Exercise instructions: Would you retype the whole listing exactly, leaving its pictures out?

BEGIN Dataset content

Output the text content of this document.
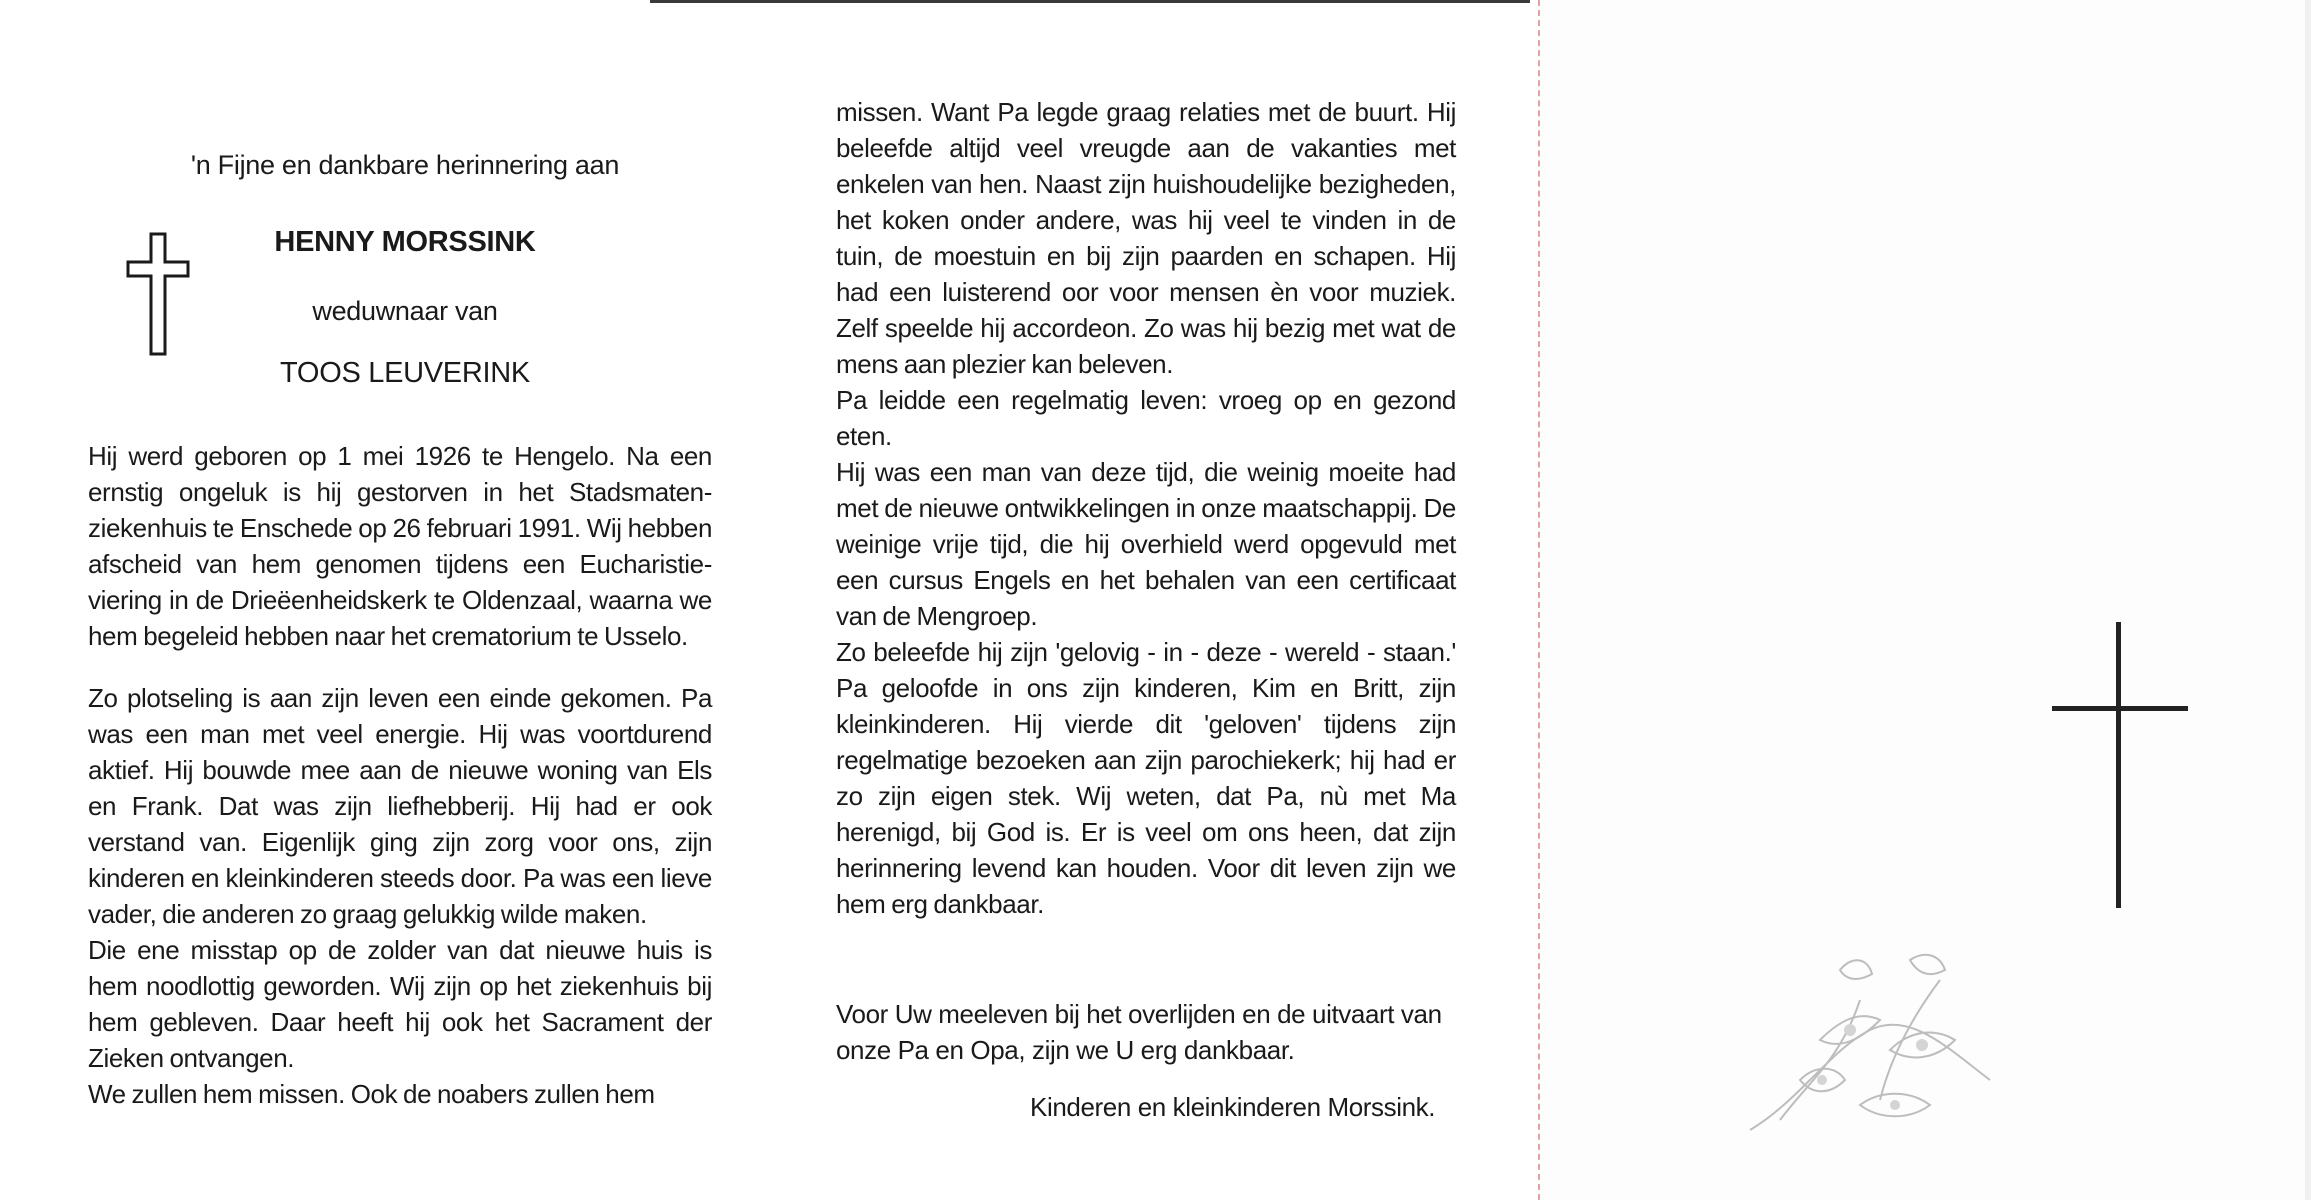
'n Fijne en dankbare herinnering aan
HENNY MORSSINK
weduwnaar van
TOOS LEUVERINK

Hij werd geboren op 1 mei 1926 te Hengelo. Na een ernstig ongeluk is hij gestorven in het Stadsmaten-ziekenhuis te Enschede op 26 februari 1991. Wij hebben afscheid van hem genomen tijdens een Eucharistie-viering in de Drieëenheidskerk te Oldenzaal, waarna we hem begeleid hebben naar het crematorium te Usselo.

Zo plotseling is aan zijn leven een einde gekomen. Pa was een man met veel energie. Hij was voortdurend aktief. Hij bouwde mee aan de nieuwe woning van Els en Frank. Dat was zijn liefhebberij. Hij had er ook verstand van. Eigenlijk ging zijn zorg voor ons, zijn kinderen en kleinkinderen steeds door. Pa was een lieve vader, die anderen zo graag gelukkig wilde maken.

Die ene misstap op de zolder van dat nieuwe huis is hem noodlottig geworden. Wij zijn op het ziekenhuis bij hem gebleven. Daar heeft hij ook het Sacrament der Zieken ontvangen.

We zullen hem missen. Ook de noabers zullen hem

missen. Want Pa legde graag relaties met de buurt. Hij beleefde altijd veel vreugde aan de vakanties met enkelen van hen. Naast zijn huishoudelijke bezigheden, het koken onder andere, was hij veel te vinden in de tuin, de moestuin en bij zijn paarden en schapen. Hij had een luisterend oor voor mensen èn voor muziek. Zelf speelde hij accordeon. Zo was hij bezig met wat de mens aan plezier kan beleven.

Pa leidde een regelmatig leven: vroeg op en gezond eten.

Hij was een man van deze tijd, die weinig moeite had met de nieuwe ontwikkelingen in onze maatschappij. De weinige vrije tijd, die hij overhield werd opgevuld met een cursus Engels en het behalen van een certificaat van de Mengroep.

Zo beleefde hij zijn 'gelovig - in - deze - wereld - staan.' Pa geloofde in ons zijn kinderen, Kim en Britt, zijn kleinkinderen. Hij vierde dit 'geloven' tijdens zijn regelmatige bezoeken aan zijn parochiekerk; hij had er zo zijn eigen stek. Wij weten, dat Pa, nù met Ma herenigd, bij God is. Er is veel om ons heen, dat zijn herinnering levend kan houden. Voor dit leven zijn we hem erg dankbaar.

Voor Uw meeleven bij het overlijden en de uitvaart van onze Pa en Opa, zijn we U erg dankbaar.
Kinderen en kleinkinderen Morssink.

END Dataset content

Finished exercise:
Output the text content of this document.
'n Fijne en dankbare herinnering aan
HENNY MORSSINK
weduwnaar van
TOOS LEUVERINK

Hij werd geboren op 1 mei 1926 te Hengelo. Na een ernstig ongeluk is hij gestorven in het Stadsmaten-ziekenhuis te Enschede op 26 februari 1991. Wij hebben afscheid van hem genomen tijdens een Eucharistie-viering in de Drieëenheidskerk te Oldenzaal, waarna we hem begeleid hebben naar het crematorium te Usselo.

Zo plotseling is aan zijn leven een einde gekomen. Pa was een man met veel energie. Hij was voortdurend aktief. Hij bouwde mee aan de nieuwe woning van Els en Frank. Dat was zijn liefhebberij. Hij had er ook verstand van. Eigenlijk ging zijn zorg voor ons, zijn kinderen en kleinkinderen steeds door. Pa was een lieve vader, die anderen zo graag gelukkig wilde maken.

Die ene misstap op de zolder van dat nieuwe huis is hem noodlottig geworden. Wij zijn op het ziekenhuis bij hem gebleven. Daar heeft hij ook het Sacrament der Zieken ontvangen.

We zullen hem missen. Ook de noabers zullen hem

missen. Want Pa legde graag relaties met de buurt. Hij beleefde altijd veel vreugde aan de vakanties met enkelen van hen. Naast zijn huishoudelijke bezigheden, het koken onder andere, was hij veel te vinden in de tuin, de moestuin en bij zijn paarden en schapen. Hij had een luisterend oor voor mensen èn voor muziek. Zelf speelde hij accordeon. Zo was hij bezig met wat de mens aan plezier kan beleven.

Pa leidde een regelmatig leven: vroeg op en gezond eten.

Hij was een man van deze tijd, die weinig moeite had met de nieuwe ontwikkelingen in onze maatschappij. De weinige vrije tijd, die hij overhield werd opgevuld met een cursus Engels en het behalen van een certificaat van de Mengroep.

Zo beleefde hij zijn 'gelovig - in - deze - wereld - staan.' Pa geloofde in ons zijn kinderen, Kim en Britt, zijn kleinkinderen. Hij vierde dit 'geloven' tijdens zijn regelmatige bezoeken aan zijn parochiekerk; hij had er zo zijn eigen stek. Wij weten, dat Pa, nù met Ma herenigd, bij God is. Er is veel om ons heen, dat zijn herinnering levend kan houden. Voor dit leven zijn we hem erg dankbaar.

Voor Uw meeleven bij het overlijden en de uitvaart van onze Pa en Opa, zijn we U erg dankbaar.
Kinderen en kleinkinderen Morssink.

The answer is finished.